((

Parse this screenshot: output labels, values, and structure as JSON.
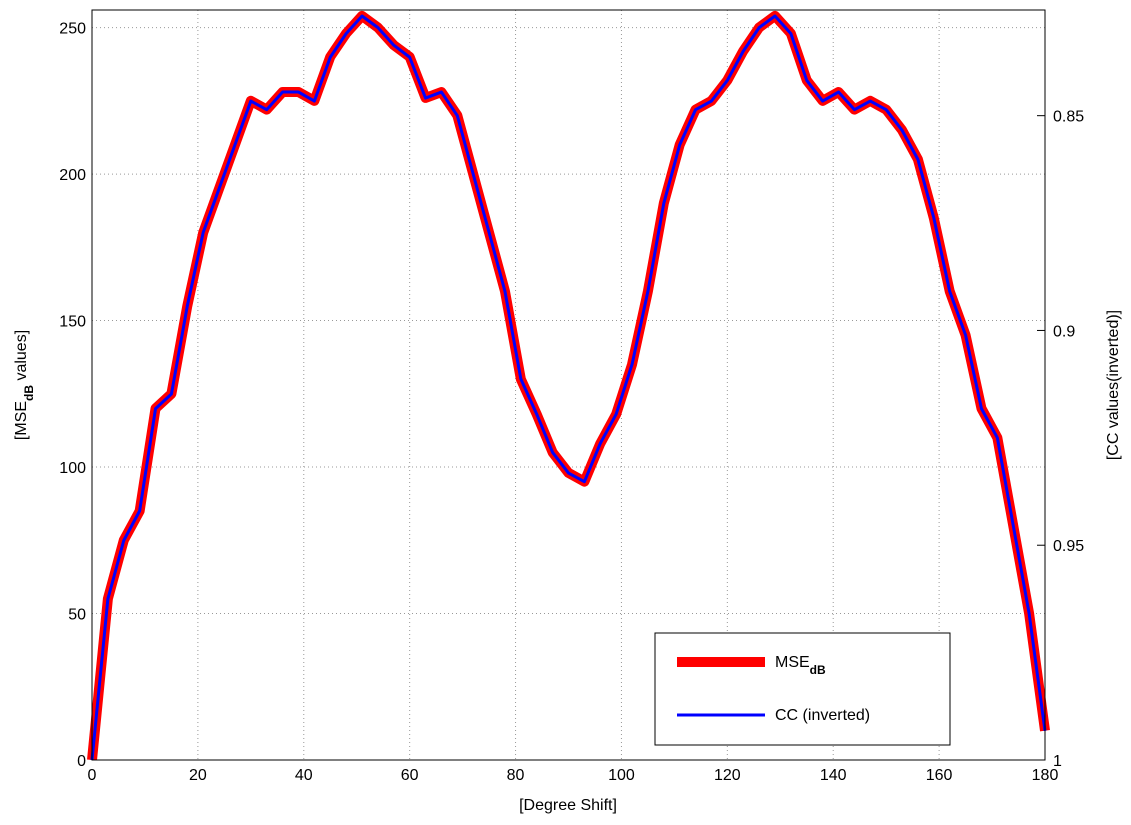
{
  "chart_data": {
    "type": "line",
    "xlabel": "[Degree Shift]",
    "ylabel_parts": [
      "[MSE",
      "dB",
      " values]"
    ],
    "y2label": "[CC values(inverted)]",
    "x": [
      0,
      3,
      6,
      9,
      12,
      15,
      18,
      21,
      24,
      27,
      30,
      33,
      36,
      39,
      42,
      45,
      48,
      51,
      54,
      57,
      60,
      63,
      66,
      69,
      72,
      75,
      78,
      81,
      84,
      87,
      90,
      93,
      96,
      99,
      102,
      105,
      108,
      111,
      114,
      117,
      120,
      123,
      126,
      129,
      132,
      135,
      138,
      141,
      144,
      147,
      150,
      153,
      156,
      159,
      162,
      165,
      168,
      171,
      174,
      177,
      180
    ],
    "series": [
      {
        "name_parts": [
          "MSE",
          "dB"
        ],
        "color": "#ff0000",
        "axis": "y",
        "values": [
          0,
          55,
          75,
          85,
          120,
          125,
          155,
          180,
          195,
          210,
          225,
          222,
          228,
          228,
          225,
          240,
          248,
          254,
          250,
          244,
          240,
          226,
          228,
          220,
          200,
          180,
          160,
          130,
          118,
          105,
          98,
          95,
          108,
          118,
          135,
          160,
          190,
          210,
          222,
          225,
          232,
          242,
          250,
          254,
          248,
          232,
          225,
          228,
          222,
          225,
          222,
          215,
          205,
          185,
          160,
          145,
          120,
          110,
          80,
          50,
          10
        ]
      },
      {
        "name": "CC (inverted)",
        "color": "#0000ff",
        "axis": "y2",
        "values": [
          1,
          0.9625,
          0.9489,
          0.942,
          0.9182,
          0.9148,
          0.8943,
          0.8772,
          0.867,
          0.8568,
          0.8466,
          0.8486,
          0.8445,
          0.8445,
          0.8466,
          0.8364,
          0.8309,
          0.8268,
          0.8295,
          0.8336,
          0.8364,
          0.8459,
          0.8445,
          0.85,
          0.8636,
          0.8772,
          0.8909,
          0.9113,
          0.9195,
          0.9284,
          0.9332,
          0.9352,
          0.9263,
          0.9195,
          0.9079,
          0.8909,
          0.8704,
          0.8568,
          0.8486,
          0.8466,
          0.8418,
          0.835,
          0.8295,
          0.8268,
          0.8309,
          0.8418,
          0.8466,
          0.8445,
          0.8486,
          0.8466,
          0.8486,
          0.8534,
          0.8602,
          0.8738,
          0.8909,
          0.9011,
          0.9182,
          0.925,
          0.9454,
          0.9659,
          0.9932
        ]
      }
    ],
    "xlim": [
      0,
      180
    ],
    "xticks": [
      0,
      20,
      40,
      60,
      80,
      100,
      120,
      140,
      160,
      180
    ],
    "ylim": [
      0,
      256
    ],
    "yticks": [
      0,
      50,
      100,
      150,
      200,
      250
    ],
    "y2lim": [
      1,
      0.8254
    ],
    "y2ticks": [
      0.85,
      0.9,
      0.95,
      1
    ],
    "grid": true,
    "legend": "lower right"
  }
}
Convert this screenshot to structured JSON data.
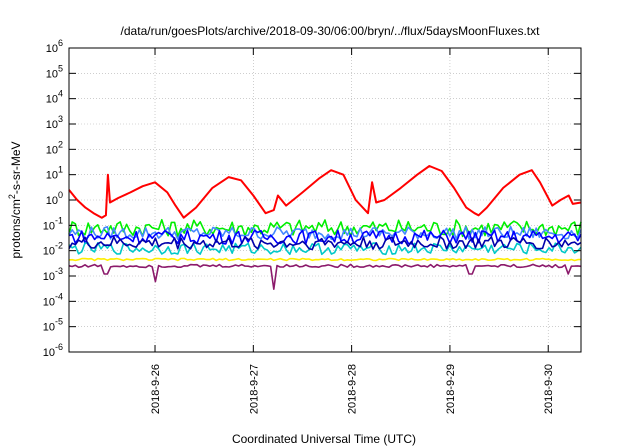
{
  "chart_data": {
    "type": "line",
    "title": "/data/run/goesPlots/archive/2018-09-30/06:00/bryn/../flux/5daysMoonFluxes.txt",
    "xlabel": "Coordinated Universal Time (UTC)",
    "ylabel": {
      "prefix": "protons/cm",
      "sup": "2",
      "suffix": "-s-sr-MeV"
    },
    "yscale": "log",
    "ylim": [
      1e-06,
      1000000.0
    ],
    "xlim": [
      "2018-09-25T03:00",
      "2018-09-30T08:00"
    ],
    "x_ticks": [
      "2018-9-26",
      "2018-9-27",
      "2018-9-28",
      "2018-9-29",
      "2018-9-30"
    ],
    "y_tick_exponents": [
      "-6",
      "-5",
      "-4",
      "-3",
      "-2",
      "-1",
      "0",
      "1",
      "2",
      "3",
      "4",
      "5",
      "6"
    ],
    "grid": true,
    "series": [
      {
        "color": "#ff0000",
        "x": [
          "2018-09-25T03:00",
          "2018-09-25T05:00",
          "2018-09-25T07:00",
          "2018-09-25T09:00",
          "2018-09-25T11:00",
          "2018-09-25T12:00",
          "2018-09-25T12:30",
          "2018-09-25T13:00",
          "2018-09-25T15:00",
          "2018-09-25T18:00",
          "2018-09-25T21:00",
          "2018-09-26T00:00",
          "2018-09-26T03:00",
          "2018-09-26T05:00",
          "2018-09-26T07:00",
          "2018-09-26T10:00",
          "2018-09-26T14:00",
          "2018-09-26T18:00",
          "2018-09-26T21:00",
          "2018-09-27T00:00",
          "2018-09-27T03:00",
          "2018-09-27T05:00",
          "2018-09-27T06:00",
          "2018-09-27T08:00",
          "2018-09-27T12:00",
          "2018-09-27T16:00",
          "2018-09-27T19:00",
          "2018-09-27T22:00",
          "2018-09-28T01:00",
          "2018-09-28T04:00",
          "2018-09-28T05:00",
          "2018-09-28T06:00",
          "2018-09-28T08:00",
          "2018-09-28T12:00",
          "2018-09-28T16:00",
          "2018-09-28T19:00",
          "2018-09-28T22:00",
          "2018-09-29T01:00",
          "2018-09-29T04:00",
          "2018-09-29T06:00",
          "2018-09-29T07:00",
          "2018-09-29T09:00",
          "2018-09-29T13:00",
          "2018-09-29T17:00",
          "2018-09-29T20:00",
          "2018-09-29T22:00",
          "2018-09-30T01:00",
          "2018-09-30T03:00",
          "2018-09-30T05:00",
          "2018-09-30T06:00",
          "2018-09-30T08:00"
        ],
        "y": [
          2.5,
          1.0,
          0.5,
          0.3,
          0.2,
          0.25,
          10,
          0.8,
          1.2,
          2.0,
          3.5,
          5.0,
          2.0,
          0.6,
          0.2,
          0.5,
          3.0,
          8.0,
          6.0,
          1.5,
          0.3,
          0.4,
          1.5,
          0.6,
          2.0,
          7.0,
          15.0,
          10.0,
          1.0,
          0.3,
          5.0,
          0.8,
          1.0,
          3.0,
          10.0,
          22.0,
          14.0,
          3.0,
          0.5,
          0.3,
          0.25,
          0.5,
          3.0,
          10.0,
          15.0,
          5.0,
          0.6,
          1.0,
          1.5,
          0.7,
          0.8
        ]
      },
      {
        "color": "#00ee00",
        "base": 0.08,
        "spread": 2.2
      },
      {
        "color": "#4488ff",
        "base": 0.05,
        "spread": 1.8
      },
      {
        "color": "#0000ff",
        "base": 0.035,
        "spread": 1.9
      },
      {
        "color": "#00c8c8",
        "base": 0.012,
        "spread": 1.7
      },
      {
        "color": "#0000aa",
        "base": 0.02,
        "spread": 1.8
      },
      {
        "color": "#ffee00",
        "base": 0.0045,
        "spread": 1.1
      },
      {
        "color": "#8b1a6b",
        "base": 0.0025,
        "spread": 1.15,
        "dips": [
          {
            "x": "2018-09-25T12:00",
            "y": 0.0012
          },
          {
            "x": "2018-09-26T00:00",
            "y": 0.0006
          },
          {
            "x": "2018-09-27T05:00",
            "y": 0.0003
          },
          {
            "x": "2018-09-29T05:00",
            "y": 0.0012
          },
          {
            "x": "2018-09-30T05:00",
            "y": 0.0012
          }
        ]
      }
    ]
  }
}
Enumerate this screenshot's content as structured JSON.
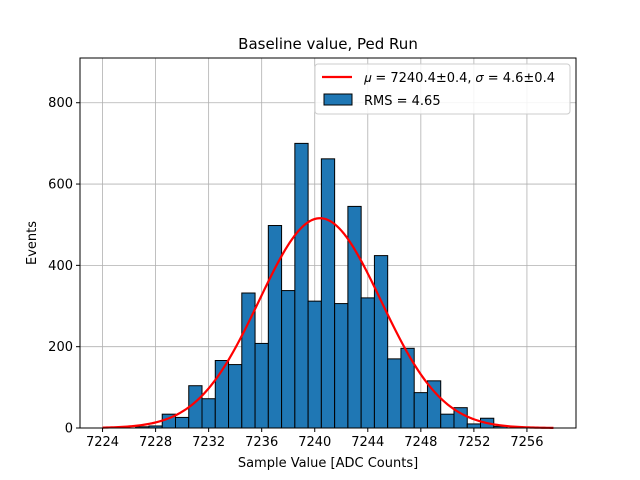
{
  "chart_data": {
    "type": "bar",
    "title": "Baseline value, Ped Run",
    "xlabel": "Sample Value [ADC Counts]",
    "ylabel": "Events",
    "xlim": [
      7222.3,
      7259.7
    ],
    "ylim": [
      0,
      910
    ],
    "grid": true,
    "legend_position": "top-right",
    "x_ticks": [
      7224,
      7228,
      7232,
      7236,
      7240,
      7244,
      7248,
      7252,
      7256
    ],
    "y_ticks": [
      0,
      200,
      400,
      600,
      800
    ],
    "bar_color": "#1f77b4",
    "fit_color": "#ff0000",
    "bin_width": 1,
    "bins": [
      {
        "x": 7227,
        "value": 3
      },
      {
        "x": 7228,
        "value": 5
      },
      {
        "x": 7229,
        "value": 34
      },
      {
        "x": 7230,
        "value": 26
      },
      {
        "x": 7231,
        "value": 104
      },
      {
        "x": 7232,
        "value": 72
      },
      {
        "x": 7233,
        "value": 166
      },
      {
        "x": 7234,
        "value": 156
      },
      {
        "x": 7235,
        "value": 332
      },
      {
        "x": 7236,
        "value": 208
      },
      {
        "x": 7237,
        "value": 498
      },
      {
        "x": 7238,
        "value": 338
      },
      {
        "x": 7239,
        "value": 700
      },
      {
        "x": 7240,
        "value": 312
      },
      {
        "x": 7241,
        "value": 662
      },
      {
        "x": 7242,
        "value": 306
      },
      {
        "x": 7243,
        "value": 545
      },
      {
        "x": 7244,
        "value": 320
      },
      {
        "x": 7245,
        "value": 424
      },
      {
        "x": 7246,
        "value": 170
      },
      {
        "x": 7247,
        "value": 196
      },
      {
        "x": 7248,
        "value": 87
      },
      {
        "x": 7249,
        "value": 116
      },
      {
        "x": 7250,
        "value": 34
      },
      {
        "x": 7251,
        "value": 50
      },
      {
        "x": 7252,
        "value": 10
      },
      {
        "x": 7253,
        "value": 24
      },
      {
        "x": 7254,
        "value": 4
      }
    ],
    "fit": {
      "mu": 7240.4,
      "sigma": 4.6,
      "amplitude": 516,
      "x_range": [
        7224,
        7258
      ]
    },
    "legend": {
      "fit_label": "𝜇 = 7240.4±0.4, 𝜎 = 4.6±0.4",
      "hist_label": "RMS = 4.65"
    }
  }
}
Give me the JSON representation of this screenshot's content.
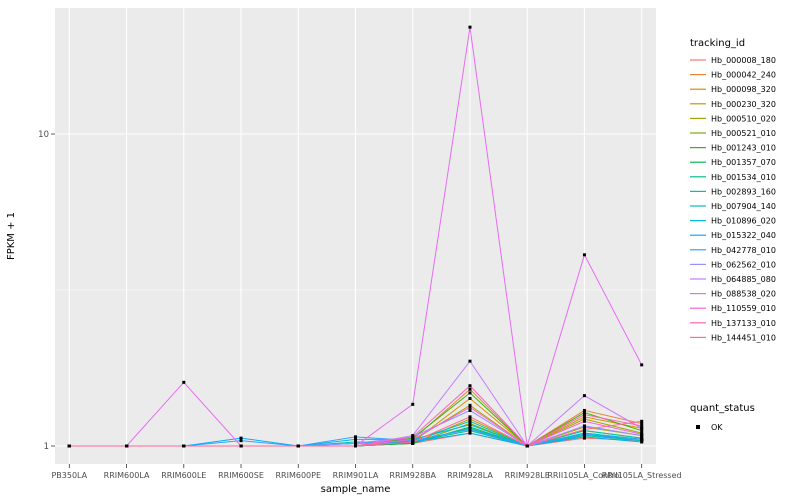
{
  "figure": {
    "panel_background": "#EBEBEB",
    "grid_color": "#FFFFFF",
    "tick_color": "#333333",
    "tick_label_color": "#4D4D4D",
    "axis_title_color": "#000000",
    "point_color": "#000000"
  },
  "chart_data": {
    "type": "line",
    "title": "",
    "xlabel": "sample_name",
    "ylabel": "FPKM + 1",
    "y_scale": "log10",
    "y_ticks": [
      1,
      10
    ],
    "y_minor_ticks": [
      3.162
    ],
    "ylim": [
      0.88,
      25
    ],
    "grid": true,
    "legend_position": "right",
    "categories": [
      "PB350LA",
      "RRIM600LA",
      "RRIM600LE",
      "RRIM600SE",
      "RRIM600PE",
      "RRIM901LA",
      "RRIM928BA",
      "RRIM928LA",
      "RRIM928LE",
      "RRII105LA_Control",
      "RRII105LA_Stressed"
    ],
    "series": [
      {
        "name": "Hb_000008_180",
        "color": "#F8766D",
        "values": [
          1,
          1,
          1,
          1,
          1,
          1,
          1.02,
          1.1,
          1,
          1.06,
          1.04
        ]
      },
      {
        "name": "Hb_000042_240",
        "color": "#EB8335",
        "values": [
          1,
          1,
          1,
          1,
          1,
          1,
          1.05,
          1.52,
          1,
          1.3,
          1.18
        ]
      },
      {
        "name": "Hb_000098_320",
        "color": "#D89000",
        "values": [
          1,
          1,
          1,
          1,
          1,
          1,
          1.03,
          1.42,
          1,
          1.24,
          1.14
        ]
      },
      {
        "name": "Hb_000230_320",
        "color": "#BF9B00",
        "values": [
          1,
          1,
          1,
          1,
          1,
          1,
          1.02,
          1.22,
          1,
          1.15,
          1.08
        ]
      },
      {
        "name": "Hb_000510_020",
        "color": "#A3A500",
        "values": [
          1,
          1,
          1,
          1,
          1,
          1,
          1.04,
          1.35,
          1,
          1.22,
          1.1
        ]
      },
      {
        "name": "Hb_000521_010",
        "color": "#7CAE00",
        "values": [
          1,
          1,
          1,
          1,
          1,
          1,
          1.02,
          1.18,
          1,
          1.12,
          1.06
        ]
      },
      {
        "name": "Hb_001243_010",
        "color": "#39B600",
        "values": [
          1,
          1,
          1,
          1,
          1,
          1,
          1.06,
          1.48,
          1,
          1.28,
          1.12
        ]
      },
      {
        "name": "Hb_001357_070",
        "color": "#00BB4E",
        "values": [
          1,
          1,
          1,
          1,
          1,
          1,
          1.02,
          1.15,
          1,
          1.1,
          1.05
        ]
      },
      {
        "name": "Hb_001534_010",
        "color": "#00C087",
        "values": [
          1,
          1,
          1,
          1,
          1,
          1,
          1.03,
          1.12,
          1,
          1.08,
          1.04
        ]
      },
      {
        "name": "Hb_002893_160",
        "color": "#00C1AB",
        "values": [
          1,
          1,
          1,
          1,
          1,
          1.02,
          1.04,
          1.2,
          1,
          1.12,
          1.06
        ]
      },
      {
        "name": "Hb_007904_140",
        "color": "#00BFC4",
        "values": [
          1,
          1,
          1,
          1,
          1,
          1.03,
          1.03,
          1.14,
          1,
          1.09,
          1.04
        ]
      },
      {
        "name": "Hb_010896_020",
        "color": "#00BAE0",
        "values": [
          1,
          1,
          1,
          1,
          1,
          1.05,
          1.05,
          1.17,
          1,
          1.1,
          1.05
        ]
      },
      {
        "name": "Hb_015322_040",
        "color": "#00B0F6",
        "values": [
          1,
          1,
          1,
          1.06,
          1,
          1.02,
          1.03,
          1.1,
          1,
          1.07,
          1.03
        ]
      },
      {
        "name": "Hb_042778_010",
        "color": "#35A2FF",
        "values": [
          1,
          1,
          1,
          1.04,
          1,
          1.07,
          1.04,
          1.13,
          1,
          1.09,
          1.05
        ]
      },
      {
        "name": "Hb_062562_010",
        "color": "#9590FF",
        "values": [
          1,
          1,
          1,
          1,
          1,
          1.02,
          1.07,
          1.3,
          1,
          1.16,
          1.08
        ]
      },
      {
        "name": "Hb_064885_080",
        "color": "#C77CFF",
        "values": [
          1,
          1,
          1,
          1,
          1,
          1,
          1.08,
          1.87,
          1,
          1.45,
          1.14
        ]
      },
      {
        "name": "Hb_088538_020",
        "color": "#E76BF3",
        "values": [
          1,
          1,
          1.6,
          1,
          1,
          1,
          1.36,
          22,
          1,
          4.1,
          1.82
        ]
      },
      {
        "name": "Hb_110559_010",
        "color": "#FA62DB",
        "values": [
          1,
          1,
          1,
          1,
          1,
          1,
          1.05,
          1.33,
          1,
          1.2,
          1.09
        ]
      },
      {
        "name": "Hb_137133_010",
        "color": "#FF62BC",
        "values": [
          1,
          1,
          1,
          1,
          1,
          1,
          1.07,
          1.56,
          1,
          1.26,
          1.16
        ]
      },
      {
        "name": "Hb_144451_010",
        "color": "#FF6A98",
        "values": [
          1,
          1,
          1,
          1,
          1,
          1,
          1.03,
          1.24,
          1,
          1.13,
          1.2
        ]
      }
    ],
    "legend": {
      "color_title": "tracking_id",
      "shape_title": "quant_status",
      "shape_items": [
        {
          "label": "OK",
          "marker": "black-square"
        }
      ]
    }
  }
}
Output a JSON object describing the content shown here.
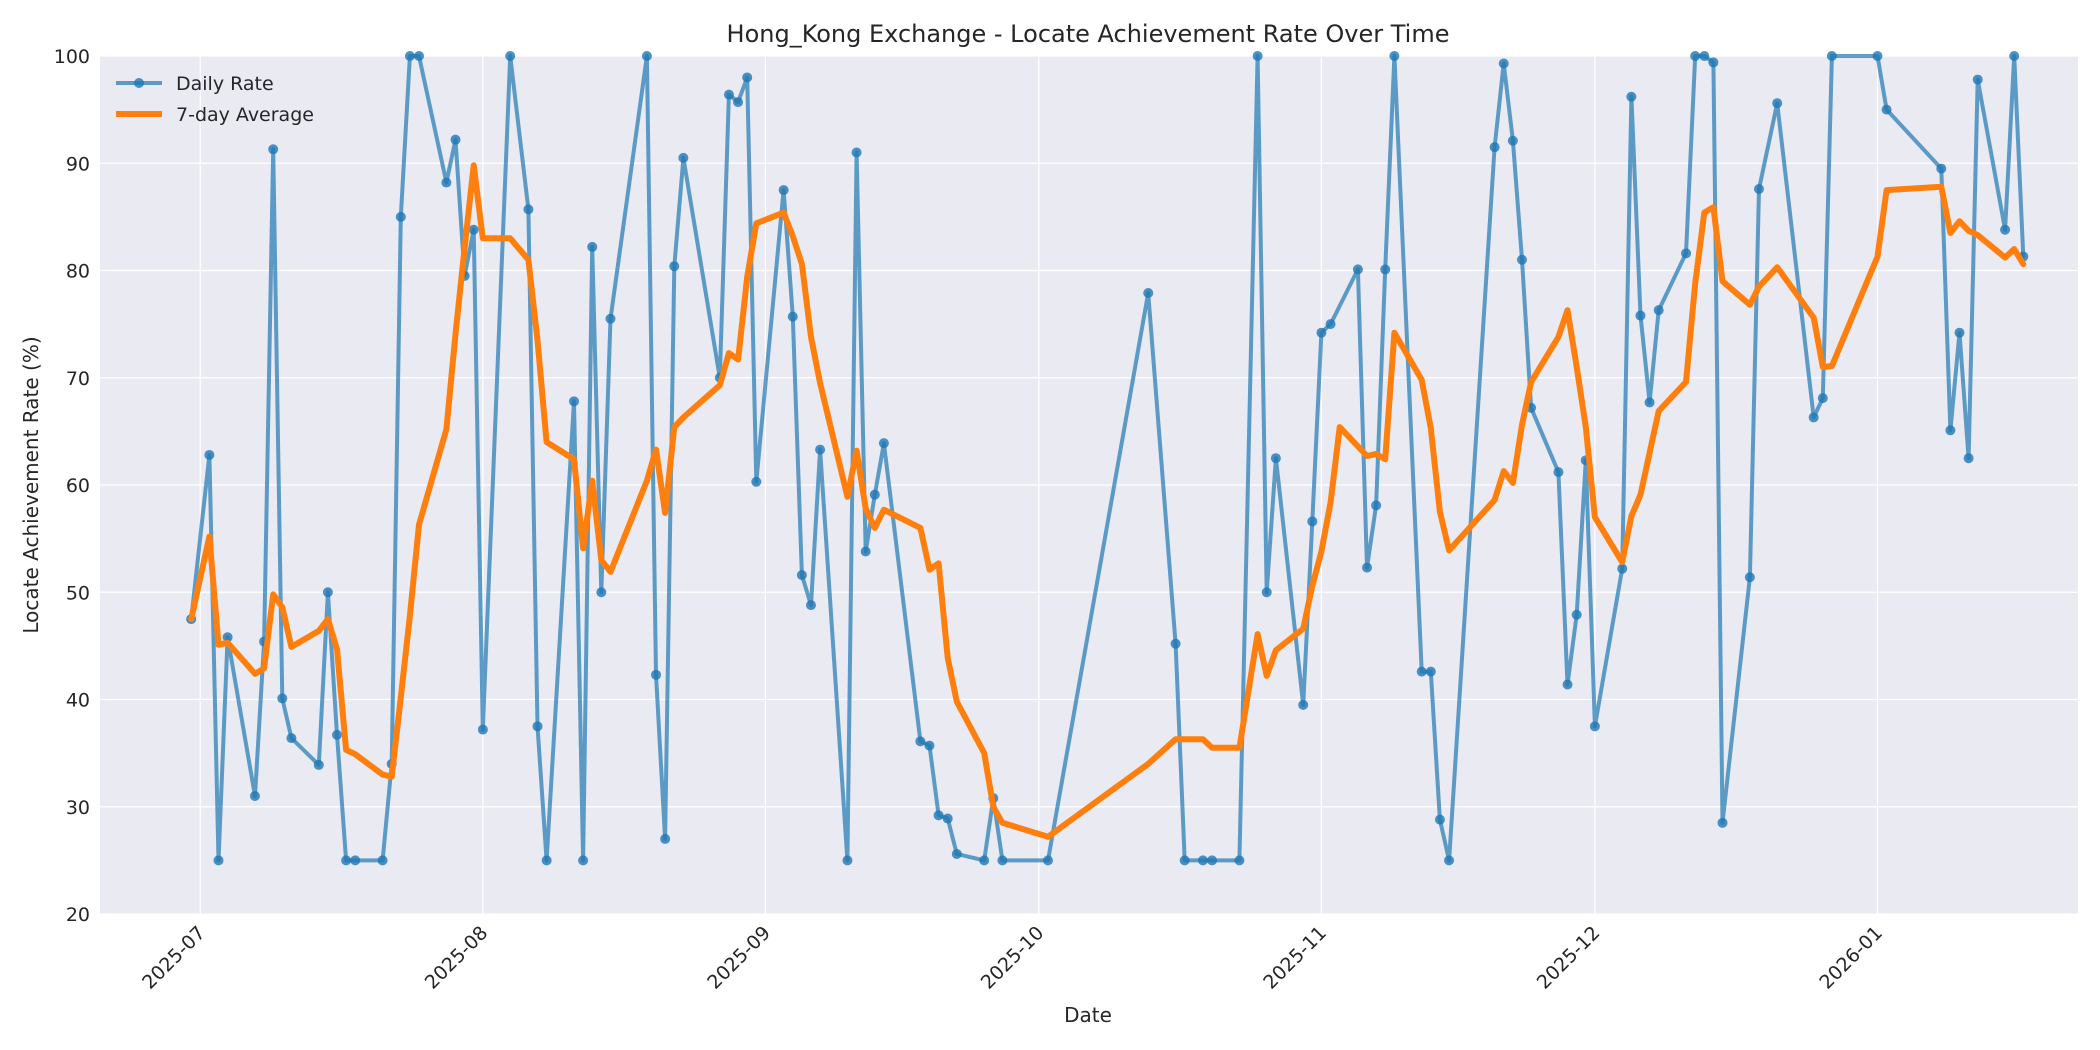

))

Where a line of the material above holds the string "spread", copy that line.

▸ Task solution:
        "spread": 2.2
        "spread": 1.8
        "spread": 1.9
        "spread": 1.7
        "spread": 1.8
        "spread": 1.1
        "spread": 1.15,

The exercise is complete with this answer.